◆ What the exercise asks ◆
Set down all of the data that follows word for word, without the images.

·····

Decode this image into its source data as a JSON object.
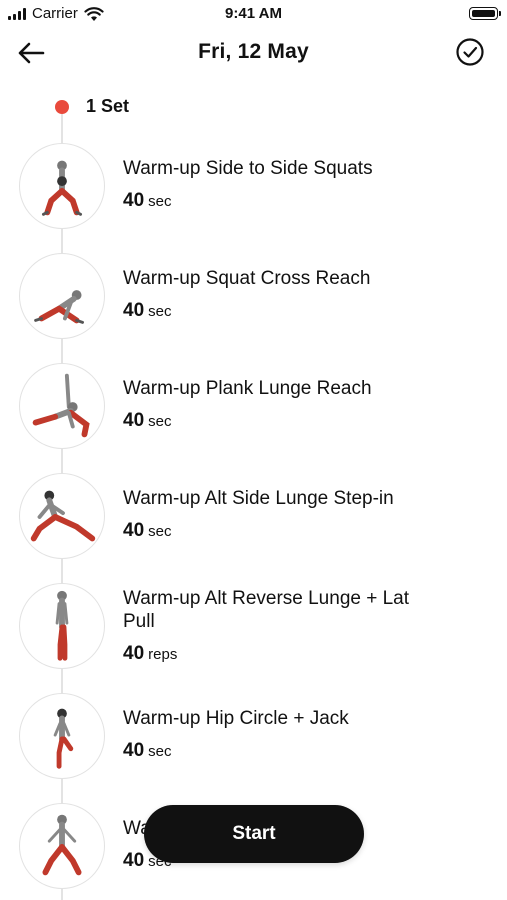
{
  "status_bar": {
    "carrier": "Carrier",
    "time": "9:41 AM"
  },
  "header": {
    "title": "Fri, 12 May"
  },
  "set": {
    "label": "1 Set",
    "dot_color": "#e94a3c"
  },
  "exercises": [
    {
      "name": "Warm-up Side to Side Squats",
      "value": "40",
      "unit": "sec"
    },
    {
      "name": "Warm-up Squat Cross Reach",
      "value": "40",
      "unit": "sec"
    },
    {
      "name": "Warm-up Plank Lunge Reach",
      "value": "40",
      "unit": "sec"
    },
    {
      "name": "Warm-up Alt Side Lunge Step-in",
      "value": "40",
      "unit": "sec"
    },
    {
      "name": "Warm-up Alt Reverse Lunge + Lat Pull",
      "value": "40",
      "unit": "reps"
    },
    {
      "name": "Warm-up Hip Circle + Jack",
      "value": "40",
      "unit": "sec"
    },
    {
      "name": "Warm-up Squat Jacks",
      "value": "40",
      "unit": "sec"
    }
  ],
  "start_button": {
    "label": "Start"
  },
  "colors": {
    "accent": "#e94a3c",
    "muscle": "#c0392b",
    "button_bg": "#111111"
  },
  "icons": {
    "back": "arrow-left-icon",
    "done": "check-circle-icon",
    "signal": "cellular-signal-icon",
    "wifi": "wifi-icon",
    "battery": "battery-icon"
  }
}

·····

◆ Complete answer ◆
Decode this image into its source data as a JSON object.
{
  "status_bar": {
    "carrier": "Carrier",
    "time": "9:41 AM"
  },
  "header": {
    "title": "Fri, 12 May"
  },
  "set": {
    "label": "1 Set",
    "dot_color": "#e94a3c"
  },
  "exercises": [
    {
      "name": "Warm-up Side to Side Squats",
      "value": "40",
      "unit": "sec"
    },
    {
      "name": "Warm-up Squat Cross Reach",
      "value": "40",
      "unit": "sec"
    },
    {
      "name": "Warm-up Plank Lunge Reach",
      "value": "40",
      "unit": "sec"
    },
    {
      "name": "Warm-up Alt Side Lunge Step-in",
      "value": "40",
      "unit": "sec"
    },
    {
      "name": "Warm-up Alt Reverse Lunge + Lat Pull",
      "value": "40",
      "unit": "reps"
    },
    {
      "name": "Warm-up Hip Circle + Jack",
      "value": "40",
      "unit": "sec"
    },
    {
      "name": "Warm-up Squat Jacks",
      "value": "40",
      "unit": "sec"
    }
  ],
  "start_button": {
    "label": "Start"
  },
  "colors": {
    "accent": "#e94a3c",
    "muscle": "#c0392b",
    "button_bg": "#111111"
  },
  "icons": {
    "back": "arrow-left-icon",
    "done": "check-circle-icon",
    "signal": "cellular-signal-icon",
    "wifi": "wifi-icon",
    "battery": "battery-icon"
  }
}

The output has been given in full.